_Task directions_. Out of the lines below, please list those that hold the string "target".

*****

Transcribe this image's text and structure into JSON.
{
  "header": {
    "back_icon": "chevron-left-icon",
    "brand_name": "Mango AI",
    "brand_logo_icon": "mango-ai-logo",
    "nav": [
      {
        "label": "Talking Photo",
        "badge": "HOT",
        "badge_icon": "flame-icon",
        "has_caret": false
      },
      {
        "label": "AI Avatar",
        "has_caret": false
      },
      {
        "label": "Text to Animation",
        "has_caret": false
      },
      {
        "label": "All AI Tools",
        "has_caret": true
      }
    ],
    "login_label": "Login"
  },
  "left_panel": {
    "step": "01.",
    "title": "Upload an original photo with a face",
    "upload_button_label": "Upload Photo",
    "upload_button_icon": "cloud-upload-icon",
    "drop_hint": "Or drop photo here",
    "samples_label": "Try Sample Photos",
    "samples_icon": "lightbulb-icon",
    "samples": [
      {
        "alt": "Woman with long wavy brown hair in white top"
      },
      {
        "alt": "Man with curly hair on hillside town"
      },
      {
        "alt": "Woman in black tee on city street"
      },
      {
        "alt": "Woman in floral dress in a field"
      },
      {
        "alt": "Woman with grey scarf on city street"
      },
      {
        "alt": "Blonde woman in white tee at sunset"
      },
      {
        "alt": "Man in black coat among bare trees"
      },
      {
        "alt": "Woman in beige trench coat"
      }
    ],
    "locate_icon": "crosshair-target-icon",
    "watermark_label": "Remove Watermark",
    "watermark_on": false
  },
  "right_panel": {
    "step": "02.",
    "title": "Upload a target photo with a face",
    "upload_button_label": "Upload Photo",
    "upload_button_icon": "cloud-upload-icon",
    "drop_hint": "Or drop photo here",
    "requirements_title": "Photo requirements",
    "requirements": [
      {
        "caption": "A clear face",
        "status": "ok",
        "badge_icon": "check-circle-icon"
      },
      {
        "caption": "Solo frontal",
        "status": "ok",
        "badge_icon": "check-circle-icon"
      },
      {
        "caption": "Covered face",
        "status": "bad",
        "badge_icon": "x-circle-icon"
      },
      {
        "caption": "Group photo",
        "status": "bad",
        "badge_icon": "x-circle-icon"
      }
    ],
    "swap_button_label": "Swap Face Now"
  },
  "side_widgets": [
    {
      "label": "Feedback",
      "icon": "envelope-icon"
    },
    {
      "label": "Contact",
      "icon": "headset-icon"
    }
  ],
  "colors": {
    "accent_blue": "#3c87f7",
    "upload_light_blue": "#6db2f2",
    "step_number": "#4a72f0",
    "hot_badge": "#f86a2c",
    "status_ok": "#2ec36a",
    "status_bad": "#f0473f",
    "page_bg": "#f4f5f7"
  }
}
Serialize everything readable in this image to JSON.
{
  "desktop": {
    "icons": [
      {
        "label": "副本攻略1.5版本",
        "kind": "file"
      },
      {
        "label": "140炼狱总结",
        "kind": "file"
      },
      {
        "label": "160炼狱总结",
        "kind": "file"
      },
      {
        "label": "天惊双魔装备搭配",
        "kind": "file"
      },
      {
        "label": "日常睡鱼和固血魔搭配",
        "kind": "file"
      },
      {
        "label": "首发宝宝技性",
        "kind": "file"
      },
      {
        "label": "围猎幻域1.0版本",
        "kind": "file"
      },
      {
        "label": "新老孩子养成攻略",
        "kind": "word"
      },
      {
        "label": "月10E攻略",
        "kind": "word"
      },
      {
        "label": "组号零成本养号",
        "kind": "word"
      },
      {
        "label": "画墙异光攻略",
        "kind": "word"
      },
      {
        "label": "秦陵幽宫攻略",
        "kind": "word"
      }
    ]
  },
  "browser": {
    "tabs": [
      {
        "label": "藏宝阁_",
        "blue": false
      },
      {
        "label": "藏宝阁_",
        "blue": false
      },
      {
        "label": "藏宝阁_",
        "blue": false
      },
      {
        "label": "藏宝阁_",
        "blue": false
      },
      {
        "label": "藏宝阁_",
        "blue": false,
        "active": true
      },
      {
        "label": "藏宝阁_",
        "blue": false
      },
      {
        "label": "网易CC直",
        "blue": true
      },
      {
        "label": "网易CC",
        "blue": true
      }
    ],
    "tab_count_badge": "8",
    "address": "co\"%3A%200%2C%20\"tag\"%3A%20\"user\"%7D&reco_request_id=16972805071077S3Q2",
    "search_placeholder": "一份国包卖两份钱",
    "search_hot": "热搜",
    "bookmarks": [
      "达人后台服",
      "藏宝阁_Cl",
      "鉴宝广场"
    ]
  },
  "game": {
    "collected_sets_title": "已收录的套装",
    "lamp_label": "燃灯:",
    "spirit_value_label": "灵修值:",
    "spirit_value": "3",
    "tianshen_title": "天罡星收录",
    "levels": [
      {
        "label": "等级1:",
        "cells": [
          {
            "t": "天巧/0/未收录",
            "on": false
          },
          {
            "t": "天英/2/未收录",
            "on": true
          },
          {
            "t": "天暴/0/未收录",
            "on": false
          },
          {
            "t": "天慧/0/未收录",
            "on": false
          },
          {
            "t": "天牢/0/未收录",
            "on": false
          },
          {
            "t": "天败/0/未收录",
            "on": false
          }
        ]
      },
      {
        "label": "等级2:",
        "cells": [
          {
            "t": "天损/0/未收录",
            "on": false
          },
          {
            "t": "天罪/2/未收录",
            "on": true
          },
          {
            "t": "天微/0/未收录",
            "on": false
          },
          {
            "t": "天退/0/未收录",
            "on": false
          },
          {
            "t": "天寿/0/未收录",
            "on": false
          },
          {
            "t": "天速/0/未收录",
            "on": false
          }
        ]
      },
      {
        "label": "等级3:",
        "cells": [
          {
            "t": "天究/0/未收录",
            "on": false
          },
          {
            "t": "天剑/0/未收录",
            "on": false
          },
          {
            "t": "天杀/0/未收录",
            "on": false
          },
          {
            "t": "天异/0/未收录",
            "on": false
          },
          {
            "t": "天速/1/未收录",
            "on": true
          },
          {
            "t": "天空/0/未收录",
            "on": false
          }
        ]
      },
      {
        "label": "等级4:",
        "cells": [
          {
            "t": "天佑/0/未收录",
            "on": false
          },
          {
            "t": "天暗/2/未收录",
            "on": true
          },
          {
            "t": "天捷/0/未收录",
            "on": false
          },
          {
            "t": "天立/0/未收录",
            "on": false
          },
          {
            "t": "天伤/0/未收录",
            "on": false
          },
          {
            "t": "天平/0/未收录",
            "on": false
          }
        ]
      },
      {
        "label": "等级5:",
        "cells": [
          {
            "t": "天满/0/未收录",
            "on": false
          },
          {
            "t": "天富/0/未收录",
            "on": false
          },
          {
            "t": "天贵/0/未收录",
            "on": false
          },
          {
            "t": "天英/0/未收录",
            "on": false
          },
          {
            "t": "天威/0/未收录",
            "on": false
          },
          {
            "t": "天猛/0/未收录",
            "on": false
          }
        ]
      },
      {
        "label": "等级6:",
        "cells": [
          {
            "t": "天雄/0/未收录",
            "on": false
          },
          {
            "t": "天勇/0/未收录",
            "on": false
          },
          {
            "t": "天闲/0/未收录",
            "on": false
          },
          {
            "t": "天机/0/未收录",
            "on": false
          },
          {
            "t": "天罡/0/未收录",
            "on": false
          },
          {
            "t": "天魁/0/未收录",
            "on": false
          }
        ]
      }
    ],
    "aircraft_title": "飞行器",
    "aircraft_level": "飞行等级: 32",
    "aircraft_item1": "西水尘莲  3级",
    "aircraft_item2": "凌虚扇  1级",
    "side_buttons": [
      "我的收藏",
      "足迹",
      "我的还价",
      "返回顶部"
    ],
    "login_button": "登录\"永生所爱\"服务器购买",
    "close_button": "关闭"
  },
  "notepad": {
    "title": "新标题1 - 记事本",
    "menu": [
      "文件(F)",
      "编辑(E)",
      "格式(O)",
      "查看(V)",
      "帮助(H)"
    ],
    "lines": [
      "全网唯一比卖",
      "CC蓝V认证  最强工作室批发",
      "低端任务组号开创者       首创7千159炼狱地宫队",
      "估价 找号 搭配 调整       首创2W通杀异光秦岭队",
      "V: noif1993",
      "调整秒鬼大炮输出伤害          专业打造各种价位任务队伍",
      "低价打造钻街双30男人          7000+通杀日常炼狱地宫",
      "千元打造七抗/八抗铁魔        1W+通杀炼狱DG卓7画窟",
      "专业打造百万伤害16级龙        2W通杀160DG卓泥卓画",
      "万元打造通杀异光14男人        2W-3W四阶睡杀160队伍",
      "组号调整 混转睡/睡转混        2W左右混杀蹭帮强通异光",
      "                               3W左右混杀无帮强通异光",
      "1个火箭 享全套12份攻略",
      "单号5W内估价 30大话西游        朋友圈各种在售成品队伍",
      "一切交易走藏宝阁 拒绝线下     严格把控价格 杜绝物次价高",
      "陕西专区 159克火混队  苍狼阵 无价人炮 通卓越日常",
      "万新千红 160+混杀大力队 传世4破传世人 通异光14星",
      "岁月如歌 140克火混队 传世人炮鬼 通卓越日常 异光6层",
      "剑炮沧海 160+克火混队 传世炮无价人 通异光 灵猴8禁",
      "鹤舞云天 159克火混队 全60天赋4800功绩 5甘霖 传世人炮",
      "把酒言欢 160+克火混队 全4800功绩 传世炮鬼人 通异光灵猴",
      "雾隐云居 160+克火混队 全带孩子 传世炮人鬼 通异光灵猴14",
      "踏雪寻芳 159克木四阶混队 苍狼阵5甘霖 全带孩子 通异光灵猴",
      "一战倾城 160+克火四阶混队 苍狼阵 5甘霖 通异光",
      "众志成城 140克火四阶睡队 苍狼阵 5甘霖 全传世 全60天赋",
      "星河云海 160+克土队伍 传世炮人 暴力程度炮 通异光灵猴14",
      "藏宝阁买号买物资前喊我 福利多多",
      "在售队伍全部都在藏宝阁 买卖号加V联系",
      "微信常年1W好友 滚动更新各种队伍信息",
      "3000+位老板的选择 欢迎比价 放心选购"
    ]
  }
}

*****

_Result below_.
    "locate_icon": "crosshair-target-icon",
    "title": "Upload a target photo with a face",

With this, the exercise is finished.